INPUT ROWS:
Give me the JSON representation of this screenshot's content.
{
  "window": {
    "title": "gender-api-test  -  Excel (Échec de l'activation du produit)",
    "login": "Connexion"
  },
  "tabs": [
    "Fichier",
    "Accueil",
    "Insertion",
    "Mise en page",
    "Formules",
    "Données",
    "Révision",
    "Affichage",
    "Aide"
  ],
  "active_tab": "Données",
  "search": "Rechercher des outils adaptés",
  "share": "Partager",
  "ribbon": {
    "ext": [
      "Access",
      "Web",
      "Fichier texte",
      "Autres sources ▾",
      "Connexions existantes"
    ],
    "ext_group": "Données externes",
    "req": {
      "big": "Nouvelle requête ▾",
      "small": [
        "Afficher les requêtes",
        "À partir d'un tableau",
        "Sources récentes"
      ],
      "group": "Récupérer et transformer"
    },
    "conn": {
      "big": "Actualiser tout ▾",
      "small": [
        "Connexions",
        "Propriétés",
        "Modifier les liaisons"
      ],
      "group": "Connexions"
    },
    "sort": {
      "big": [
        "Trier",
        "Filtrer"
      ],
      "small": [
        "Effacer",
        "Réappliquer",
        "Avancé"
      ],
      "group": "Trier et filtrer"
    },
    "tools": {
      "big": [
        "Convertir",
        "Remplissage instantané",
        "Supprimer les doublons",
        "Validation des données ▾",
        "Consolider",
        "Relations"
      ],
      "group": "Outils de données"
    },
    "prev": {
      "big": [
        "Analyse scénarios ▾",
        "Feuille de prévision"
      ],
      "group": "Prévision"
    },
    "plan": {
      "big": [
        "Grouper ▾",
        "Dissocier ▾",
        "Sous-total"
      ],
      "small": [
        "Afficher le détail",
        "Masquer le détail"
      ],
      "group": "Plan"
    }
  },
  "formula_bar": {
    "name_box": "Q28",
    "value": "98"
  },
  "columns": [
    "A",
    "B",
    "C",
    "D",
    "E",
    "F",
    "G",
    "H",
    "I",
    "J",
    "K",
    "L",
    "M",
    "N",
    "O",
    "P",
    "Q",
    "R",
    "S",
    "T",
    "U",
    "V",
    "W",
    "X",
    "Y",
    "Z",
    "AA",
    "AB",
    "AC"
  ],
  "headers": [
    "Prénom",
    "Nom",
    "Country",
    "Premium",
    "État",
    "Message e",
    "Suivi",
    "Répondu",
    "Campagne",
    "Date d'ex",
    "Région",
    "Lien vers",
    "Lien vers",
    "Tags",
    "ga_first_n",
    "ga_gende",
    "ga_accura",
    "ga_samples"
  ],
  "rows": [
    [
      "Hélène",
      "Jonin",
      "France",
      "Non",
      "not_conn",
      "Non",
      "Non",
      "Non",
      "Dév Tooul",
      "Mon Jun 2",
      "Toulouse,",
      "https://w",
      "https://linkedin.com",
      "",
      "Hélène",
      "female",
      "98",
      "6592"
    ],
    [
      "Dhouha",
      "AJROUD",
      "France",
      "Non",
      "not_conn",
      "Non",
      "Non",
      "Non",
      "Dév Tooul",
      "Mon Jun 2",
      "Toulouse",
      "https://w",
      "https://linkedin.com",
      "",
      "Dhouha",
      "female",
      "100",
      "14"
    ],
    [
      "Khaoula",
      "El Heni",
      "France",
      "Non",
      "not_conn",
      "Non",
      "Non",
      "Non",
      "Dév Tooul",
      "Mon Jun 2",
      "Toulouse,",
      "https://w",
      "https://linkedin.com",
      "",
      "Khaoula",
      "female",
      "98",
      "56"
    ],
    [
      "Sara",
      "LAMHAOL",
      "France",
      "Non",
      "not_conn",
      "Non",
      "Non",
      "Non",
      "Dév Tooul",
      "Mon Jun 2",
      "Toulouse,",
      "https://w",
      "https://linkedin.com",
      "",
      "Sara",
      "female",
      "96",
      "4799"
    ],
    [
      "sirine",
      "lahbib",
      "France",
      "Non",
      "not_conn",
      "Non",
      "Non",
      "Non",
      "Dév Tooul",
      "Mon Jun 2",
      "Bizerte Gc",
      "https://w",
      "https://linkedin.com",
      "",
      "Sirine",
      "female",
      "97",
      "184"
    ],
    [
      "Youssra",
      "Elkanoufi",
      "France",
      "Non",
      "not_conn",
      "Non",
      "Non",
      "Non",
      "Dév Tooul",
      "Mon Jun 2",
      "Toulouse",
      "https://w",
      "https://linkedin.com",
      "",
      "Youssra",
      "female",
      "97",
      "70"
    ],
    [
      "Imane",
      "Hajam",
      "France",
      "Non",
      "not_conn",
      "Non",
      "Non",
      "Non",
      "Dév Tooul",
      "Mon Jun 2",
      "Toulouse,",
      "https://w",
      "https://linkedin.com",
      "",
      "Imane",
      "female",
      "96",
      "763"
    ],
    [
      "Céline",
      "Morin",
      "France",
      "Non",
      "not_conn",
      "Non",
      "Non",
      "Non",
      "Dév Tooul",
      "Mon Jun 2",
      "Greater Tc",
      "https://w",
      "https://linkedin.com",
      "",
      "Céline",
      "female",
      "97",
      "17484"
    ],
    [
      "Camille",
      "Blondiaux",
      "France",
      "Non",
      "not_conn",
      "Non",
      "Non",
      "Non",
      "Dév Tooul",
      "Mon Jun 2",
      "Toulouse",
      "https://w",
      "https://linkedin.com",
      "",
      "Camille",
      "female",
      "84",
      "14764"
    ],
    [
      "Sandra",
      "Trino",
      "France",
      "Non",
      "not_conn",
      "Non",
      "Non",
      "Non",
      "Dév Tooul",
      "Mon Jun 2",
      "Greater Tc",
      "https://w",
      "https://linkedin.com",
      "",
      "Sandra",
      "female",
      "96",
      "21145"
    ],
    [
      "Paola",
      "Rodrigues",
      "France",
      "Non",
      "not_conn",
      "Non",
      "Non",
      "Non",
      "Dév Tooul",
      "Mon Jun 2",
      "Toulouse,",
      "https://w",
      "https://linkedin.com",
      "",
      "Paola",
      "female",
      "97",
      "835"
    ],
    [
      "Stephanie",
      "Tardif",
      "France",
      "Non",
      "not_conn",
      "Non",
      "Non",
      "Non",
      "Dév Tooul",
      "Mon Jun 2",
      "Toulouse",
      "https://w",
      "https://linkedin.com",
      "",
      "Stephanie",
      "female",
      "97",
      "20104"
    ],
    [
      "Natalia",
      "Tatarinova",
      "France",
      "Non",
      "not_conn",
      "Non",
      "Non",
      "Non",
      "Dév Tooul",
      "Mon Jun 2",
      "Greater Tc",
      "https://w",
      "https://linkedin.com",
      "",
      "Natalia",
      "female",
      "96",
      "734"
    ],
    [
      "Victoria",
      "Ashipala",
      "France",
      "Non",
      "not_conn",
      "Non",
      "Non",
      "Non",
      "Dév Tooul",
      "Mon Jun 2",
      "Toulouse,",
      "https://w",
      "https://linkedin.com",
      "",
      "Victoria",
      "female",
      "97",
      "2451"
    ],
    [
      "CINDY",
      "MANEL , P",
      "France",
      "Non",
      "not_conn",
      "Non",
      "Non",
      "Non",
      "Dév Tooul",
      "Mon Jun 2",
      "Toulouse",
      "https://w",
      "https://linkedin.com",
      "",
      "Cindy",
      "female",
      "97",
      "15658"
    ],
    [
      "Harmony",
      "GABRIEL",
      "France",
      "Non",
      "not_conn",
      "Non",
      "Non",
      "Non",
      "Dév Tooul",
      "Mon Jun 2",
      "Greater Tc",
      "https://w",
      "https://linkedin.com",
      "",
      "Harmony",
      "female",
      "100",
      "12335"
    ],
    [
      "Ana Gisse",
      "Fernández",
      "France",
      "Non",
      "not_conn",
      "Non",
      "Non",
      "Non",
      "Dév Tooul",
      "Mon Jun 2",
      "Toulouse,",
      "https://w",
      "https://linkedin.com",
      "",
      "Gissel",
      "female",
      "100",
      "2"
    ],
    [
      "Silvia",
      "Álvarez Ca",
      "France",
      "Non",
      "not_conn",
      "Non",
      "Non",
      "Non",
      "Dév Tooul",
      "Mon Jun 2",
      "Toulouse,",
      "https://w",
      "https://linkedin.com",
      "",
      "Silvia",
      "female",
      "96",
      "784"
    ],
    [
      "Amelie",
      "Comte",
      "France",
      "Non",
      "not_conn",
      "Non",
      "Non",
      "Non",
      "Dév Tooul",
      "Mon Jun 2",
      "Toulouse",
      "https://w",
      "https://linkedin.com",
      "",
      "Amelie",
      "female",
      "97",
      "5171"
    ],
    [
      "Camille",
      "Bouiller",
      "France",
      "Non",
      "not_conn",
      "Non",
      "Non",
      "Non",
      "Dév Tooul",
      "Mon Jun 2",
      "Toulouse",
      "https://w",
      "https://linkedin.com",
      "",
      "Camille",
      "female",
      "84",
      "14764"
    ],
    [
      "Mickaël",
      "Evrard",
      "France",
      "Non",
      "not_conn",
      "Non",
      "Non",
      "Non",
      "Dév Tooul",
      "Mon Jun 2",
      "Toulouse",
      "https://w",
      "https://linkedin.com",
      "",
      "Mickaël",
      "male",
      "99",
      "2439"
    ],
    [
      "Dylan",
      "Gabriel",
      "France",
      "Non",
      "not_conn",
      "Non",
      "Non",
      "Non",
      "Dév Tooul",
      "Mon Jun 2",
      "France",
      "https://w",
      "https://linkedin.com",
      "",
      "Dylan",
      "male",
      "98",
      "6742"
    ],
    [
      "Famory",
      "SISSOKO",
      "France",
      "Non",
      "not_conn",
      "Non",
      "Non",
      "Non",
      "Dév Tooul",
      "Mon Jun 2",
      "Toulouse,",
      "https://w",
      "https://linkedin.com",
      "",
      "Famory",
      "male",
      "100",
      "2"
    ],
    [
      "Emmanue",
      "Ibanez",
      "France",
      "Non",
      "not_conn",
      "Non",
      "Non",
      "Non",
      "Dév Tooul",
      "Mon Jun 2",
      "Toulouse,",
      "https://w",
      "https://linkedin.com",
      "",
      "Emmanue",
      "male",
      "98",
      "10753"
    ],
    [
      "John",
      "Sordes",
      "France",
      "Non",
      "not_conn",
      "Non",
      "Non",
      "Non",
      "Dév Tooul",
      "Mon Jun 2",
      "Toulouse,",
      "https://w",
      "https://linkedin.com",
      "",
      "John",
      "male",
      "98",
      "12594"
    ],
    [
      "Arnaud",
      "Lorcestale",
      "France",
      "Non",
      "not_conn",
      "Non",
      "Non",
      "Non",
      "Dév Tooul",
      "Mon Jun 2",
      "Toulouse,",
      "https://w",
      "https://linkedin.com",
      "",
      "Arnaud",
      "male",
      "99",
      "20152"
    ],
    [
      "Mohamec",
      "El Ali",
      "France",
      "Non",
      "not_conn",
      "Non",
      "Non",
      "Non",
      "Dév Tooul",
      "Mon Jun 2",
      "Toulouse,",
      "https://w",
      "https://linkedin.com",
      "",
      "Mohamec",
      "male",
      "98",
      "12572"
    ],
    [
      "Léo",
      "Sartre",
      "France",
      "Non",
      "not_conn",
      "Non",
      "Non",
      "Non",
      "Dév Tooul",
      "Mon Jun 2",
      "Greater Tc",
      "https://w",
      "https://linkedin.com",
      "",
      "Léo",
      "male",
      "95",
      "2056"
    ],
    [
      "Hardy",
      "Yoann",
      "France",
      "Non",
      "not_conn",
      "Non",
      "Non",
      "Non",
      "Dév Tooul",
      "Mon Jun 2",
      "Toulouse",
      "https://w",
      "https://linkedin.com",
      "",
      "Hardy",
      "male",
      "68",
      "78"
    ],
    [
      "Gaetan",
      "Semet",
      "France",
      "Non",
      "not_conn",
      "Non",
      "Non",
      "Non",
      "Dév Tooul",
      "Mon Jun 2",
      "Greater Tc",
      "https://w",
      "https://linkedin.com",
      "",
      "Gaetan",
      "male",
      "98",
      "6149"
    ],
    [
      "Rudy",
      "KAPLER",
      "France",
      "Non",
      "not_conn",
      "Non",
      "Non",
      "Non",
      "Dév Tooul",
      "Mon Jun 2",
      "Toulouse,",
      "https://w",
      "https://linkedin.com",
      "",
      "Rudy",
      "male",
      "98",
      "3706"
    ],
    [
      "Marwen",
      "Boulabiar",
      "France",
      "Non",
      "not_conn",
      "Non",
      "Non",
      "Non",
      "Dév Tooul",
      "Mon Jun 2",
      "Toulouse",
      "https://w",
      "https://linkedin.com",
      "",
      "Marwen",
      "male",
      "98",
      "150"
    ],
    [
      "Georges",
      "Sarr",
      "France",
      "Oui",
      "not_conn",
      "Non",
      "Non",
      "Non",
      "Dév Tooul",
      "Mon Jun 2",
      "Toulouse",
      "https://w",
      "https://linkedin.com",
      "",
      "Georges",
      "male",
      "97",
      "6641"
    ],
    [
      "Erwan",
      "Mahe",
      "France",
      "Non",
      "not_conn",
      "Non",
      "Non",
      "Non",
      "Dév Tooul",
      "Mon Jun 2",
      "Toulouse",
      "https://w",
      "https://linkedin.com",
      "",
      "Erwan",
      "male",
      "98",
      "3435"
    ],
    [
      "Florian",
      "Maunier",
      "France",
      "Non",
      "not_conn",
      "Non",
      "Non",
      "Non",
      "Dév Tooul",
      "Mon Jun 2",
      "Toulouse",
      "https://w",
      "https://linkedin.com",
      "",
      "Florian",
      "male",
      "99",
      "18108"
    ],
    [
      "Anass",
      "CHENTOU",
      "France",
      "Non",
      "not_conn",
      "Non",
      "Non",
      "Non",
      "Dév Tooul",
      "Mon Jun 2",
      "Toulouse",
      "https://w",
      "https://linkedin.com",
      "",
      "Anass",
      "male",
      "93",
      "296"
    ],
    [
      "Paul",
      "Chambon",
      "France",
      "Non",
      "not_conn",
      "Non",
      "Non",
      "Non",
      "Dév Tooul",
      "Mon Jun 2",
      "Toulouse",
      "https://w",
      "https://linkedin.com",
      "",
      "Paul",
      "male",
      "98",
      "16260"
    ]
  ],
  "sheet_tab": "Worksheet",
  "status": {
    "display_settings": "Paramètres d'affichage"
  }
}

STATED GOAL: Show all lines above holding "Connexions".

ANSWER TO THE TASK:
      "Connexions existantes"
        "Connexions",
      "group": "Connexions"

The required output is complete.